## Excerpted passage
* BEGIN *

Donald Trump, the Deplorables, and democracy | The Triangle
Opinion

Donald Trump, the Deplorables, and democracy

Graphic by Becca Newman | The Triangle

Note: A previous version of this article contained a typo made by the editor incorrectly citing Richard Nixon’s share of the 1968 popular vote as 34.1%, not 43% percent.

Fifty-two years ago, the future Supreme Court justice Lewis Powell circulated a memo in Republican circles, candidly noting that the party, despite its momentary ascendancy thanks to the defection of Southern states from the Democrats in the wake of the civil rights movement and the Nixon presidency, was a permanent political minority. If it was to hold national power, it needed a strategy for winning and holding it.

* END *

## Written tasks
#1 In the opinion piece on Donald Trump and democracy, who circulated a memo in Republican circles fifty-two years ago?
#2 Reproduce the passage from the opinion piece on Donald Trump and democracy starting at "Graphic by Becca" and ending at "and holding it.".
#3 Carry on the opinion piece on Donald Trump and democracy, picking up right after its last sentence.

## Material

* BEGIN *

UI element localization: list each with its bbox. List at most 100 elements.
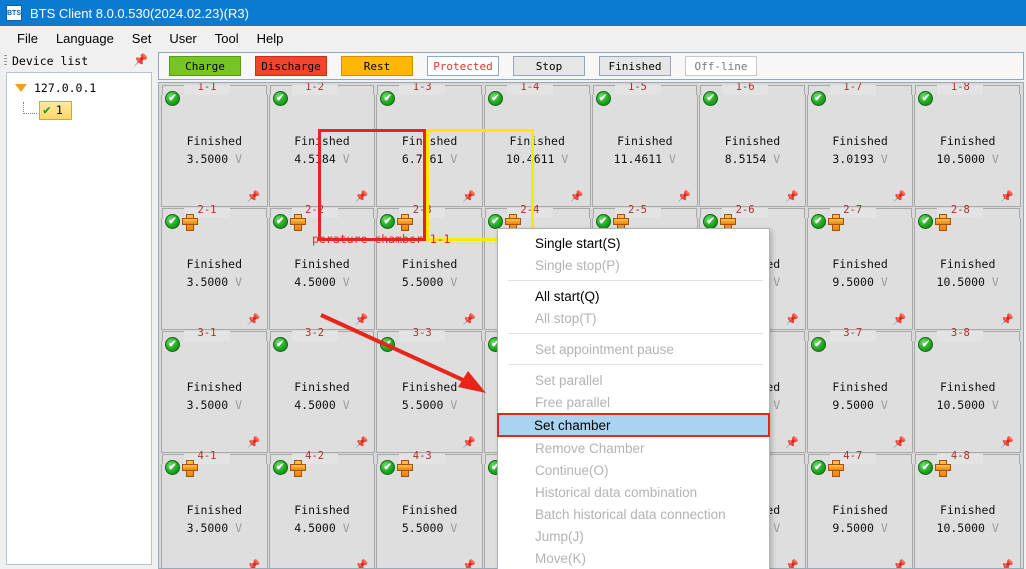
check-icon: ✔ (272, 214, 288, 229)
channel-cell[interactable]: 3-1 ✔ Finished 3.5000 V 📌 (161, 328, 268, 453)
voltage-unit-label: V (450, 151, 458, 166)
channel-cell[interactable]: 1-1 ✔ Finished 3.5000 V 📌 (161, 83, 268, 207)
menu-set[interactable]: Set (123, 28, 161, 49)
channel-status-icons: ✔ (165, 337, 180, 352)
channel-cell[interactable]: 2-8 ✔ Finished 10.5000 V 📌 (914, 205, 1021, 330)
legend-stop[interactable]: Stop (513, 56, 585, 76)
pin-icon[interactable]: 📌 (462, 561, 476, 569)
pin-icon[interactable]: 📌 (570, 192, 584, 203)
channel-cell[interactable]: 4-1 ✔ Finished 3.5000 V 📌 (161, 451, 268, 569)
pin-icon[interactable]: 📌 (355, 192, 369, 203)
pin-icon[interactable]: 📌 (355, 561, 369, 569)
chamber-icon (827, 460, 844, 477)
legend-offline[interactable]: Off-line (685, 56, 757, 76)
channel-cell[interactable]: 4-3 ✔ Finished 5.5000 V 📌 (376, 451, 483, 569)
pin-icon[interactable]: 📌 (893, 561, 907, 569)
channel-cell[interactable]: 3-7 ✔ Finished 9.5000 V 📌 (806, 328, 914, 453)
pin-icon[interactable]: 📌 (1000, 438, 1014, 449)
channel-voltage-unit (336, 521, 343, 535)
pin-icon[interactable]: 📌 (1000, 192, 1014, 203)
channel-voltage-unit (874, 152, 881, 166)
context-menu-item[interactable]: All start(Q) (498, 285, 769, 307)
channel-cell[interactable]: 3-8 ✔ Finished 10.5000 V 📌 (914, 328, 1021, 453)
channel-voltage-value: 3.5000 (186, 520, 229, 535)
channel-cell[interactable]: 3-3 ✔ Finished 5.5000 V 📌 (376, 328, 483, 453)
pin-icon[interactable]: 📌 (247, 192, 261, 203)
channel-cell[interactable]: 2-7 ✔ Finished 9.5000 V 📌 (806, 205, 914, 330)
channel-voltage-value: 6.7261 (401, 151, 444, 166)
channel-cell[interactable]: 3-2 ✔ Finished 4.5000 V 📌 (268, 328, 376, 453)
channel-cell[interactable]: 1-2 ✔ Finished 4.5184 V 📌 (268, 83, 376, 207)
pin-icon[interactable]: 📌 (1000, 561, 1014, 569)
annotation-chamber-label: perature chamber 1-1 (312, 232, 451, 246)
menu-help[interactable]: Help (248, 28, 293, 49)
channel-voltage: 4.5000 V (294, 520, 349, 538)
legend-discharge[interactable]: Discharge (255, 56, 327, 76)
pin-icon[interactable]: 📌 (1000, 315, 1014, 326)
pin-icon[interactable]: 📌 (247, 561, 261, 569)
channel-cell[interactable]: 4-2 ✔ Finished 4.5000 V 📌 (268, 451, 376, 569)
channel-cell[interactable]: 1-4 ✔ Finished 10.4611 V 📌 (483, 83, 591, 207)
channel-cell[interactable]: 1-8 ✔ Finished 10.5000 V 📌 (914, 83, 1021, 207)
context-menu-item: Historical data combination (535, 484, 698, 500)
channel-cell[interactable]: 1-5 ✔ Finished 11.4611 V 📌 (591, 83, 699, 207)
channel-cell[interactable]: 1-3 ✔ Finished 6.7261 V 📌 (376, 83, 483, 207)
channel-id-label: 2-7 (843, 204, 863, 216)
context-menu-item[interactable]: Single start(S) (498, 232, 769, 254)
channel-cell-body: Finished 9.5000 V (808, 218, 913, 329)
channel-status-text: Finished (832, 256, 888, 271)
channel-id-label: 1-2 (305, 82, 325, 93)
context-menu-item: Batch historical data connection (535, 506, 726, 522)
pin-icon[interactable]: 📌 (893, 192, 907, 203)
legend-finished[interactable]: Finished (599, 56, 671, 76)
legend-protected[interactable]: Protected (427, 56, 499, 76)
pin-icon[interactable]: 📌 (462, 315, 476, 326)
channel-id-tab: 1-3 (399, 83, 446, 95)
channel-cell-body: Finished 3.5000 V (162, 341, 267, 452)
legend-rest[interactable]: Rest (341, 56, 413, 76)
menu-file[interactable]: File (8, 28, 47, 49)
channel-id-label: 3-8 (950, 327, 970, 339)
channel-voltage-value: 3.5000 (186, 151, 229, 166)
panel-grip-icon (4, 55, 7, 67)
pin-icon[interactable]: 📌 (462, 192, 476, 203)
channel-cell[interactable]: 4-7 ✔ Finished 9.5000 V 📌 (806, 451, 914, 569)
pin-icon[interactable]: 📌 (677, 192, 691, 203)
pin-icon[interactable]: 📌 (355, 438, 369, 449)
channel-cell[interactable]: 4-8 ✔ Finished 10.5000 V 📌 (914, 451, 1021, 569)
legend-charge[interactable]: Charge (169, 56, 241, 76)
check-icon: ✔ (810, 91, 826, 106)
menu-user[interactable]: User (160, 28, 205, 49)
channel-cell[interactable]: 1-7 ✔ Finished 3.0193 V 📌 (806, 83, 914, 207)
pin-icon[interactable]: 📌 (355, 315, 369, 326)
chamber-icon (182, 460, 198, 477)
channel-id-label: 2-3 (412, 204, 432, 216)
menu-tool[interactable]: Tool (206, 28, 248, 49)
pin-icon[interactable]: 📌 (785, 315, 799, 326)
channel-cell[interactable]: 1-6 ✔ Finished 8.5154 V 📌 (699, 83, 806, 207)
channel-cell[interactable]: 2-1 ✔ Finished 3.5000 V 📌 (161, 205, 268, 330)
device-tree[interactable]: 127.0.0.1 ✔ 1 (6, 72, 152, 565)
voltage-unit-label: V (773, 151, 781, 166)
pin-icon[interactable]: 📌 (893, 315, 907, 326)
pin-icon[interactable]: 📌 (785, 192, 799, 203)
context-menu-item: Continue(O) (535, 462, 609, 478)
menu-language[interactable]: Language (47, 28, 123, 49)
pin-icon[interactable]: 📌 (785, 438, 799, 449)
channel-status-icons: ✔ (165, 91, 180, 106)
check-icon: ✔ (272, 460, 288, 475)
triangle-down-icon[interactable] (15, 84, 27, 92)
tree-root-node[interactable]: 127.0.0.1 (7, 79, 151, 97)
pin-icon[interactable]: 📌 (133, 53, 148, 67)
pin-icon[interactable]: 📌 (462, 438, 476, 449)
channel-voltage-unit (662, 152, 669, 166)
context-menu[interactable]: Single start(S) Single stop(P) All start(Q… (497, 228, 770, 569)
tree-node-device-1[interactable]: ✔ 1 (39, 100, 72, 120)
pin-icon[interactable]: 📌 (247, 315, 261, 326)
pin-icon[interactable]: 📌 (893, 438, 907, 449)
context-menu-item[interactable]: Set chamber (497, 413, 770, 437)
pin-icon[interactable]: 📌 (785, 561, 799, 569)
check-icon: ✔ (810, 337, 826, 352)
pin-icon[interactable]: 📌 (247, 438, 261, 449)
channel-id-tab: 1-7 (829, 83, 876, 95)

* END *

## Per-task outputs
#1 Lewis Powell, the future Supreme Court justice, circulated the memo.

#2
Graphic by Becca Newman | The Triangle

Note: A previous version of this article contained a typo made by the editor incorrectly citing Richard Nixon’s share of the 1968 popular vote as 34.1%, not 43% percent.

Fifty-two years ago, the future Supreme Court justice Lewis Powell circulated a memo in Republican circles, candidly noting that the party, despite its momentary ascendancy thanks to the defection of Southern states from the Democrats in the wake of the civil rights movement and the Nixon presidency, was a permanent political minority. If it was to hold national power, it needed a strategy for winning and holding it.

#3
Richard Nixon, himself a minority president with only 43% of the popular vote in his first term, was thinking much the same thing without speaking it aloud. Nixon realized that Congress belonged, at least for the foreseeable future, to the Democratic Party, which had controlled it in all but two years of his adult lifetime. But six people, between them, could actually run the country: the president himself and a five-member Supreme Court majority. The powers of the presidency had grown steadily — in fact, all but continually — since Washington’s time, and the position was at this point the functional sovereign of the country. Only twice in its history had Congressional opposition truly foiled a president: when Andrew Jackson’s proposal for a national bank had been defeated, and, 80 years later, when Woodrow Wilson’s creation, the League of Nations, was rejected in Congress. Nixon himself, of course, would be forced to resign in his second term, but only because of a scandal he precipitated. After a brief attempt to reassert Congressional authority, the so-called imperial presidency was revived under Ronald Reagan, and has proceeded apace since.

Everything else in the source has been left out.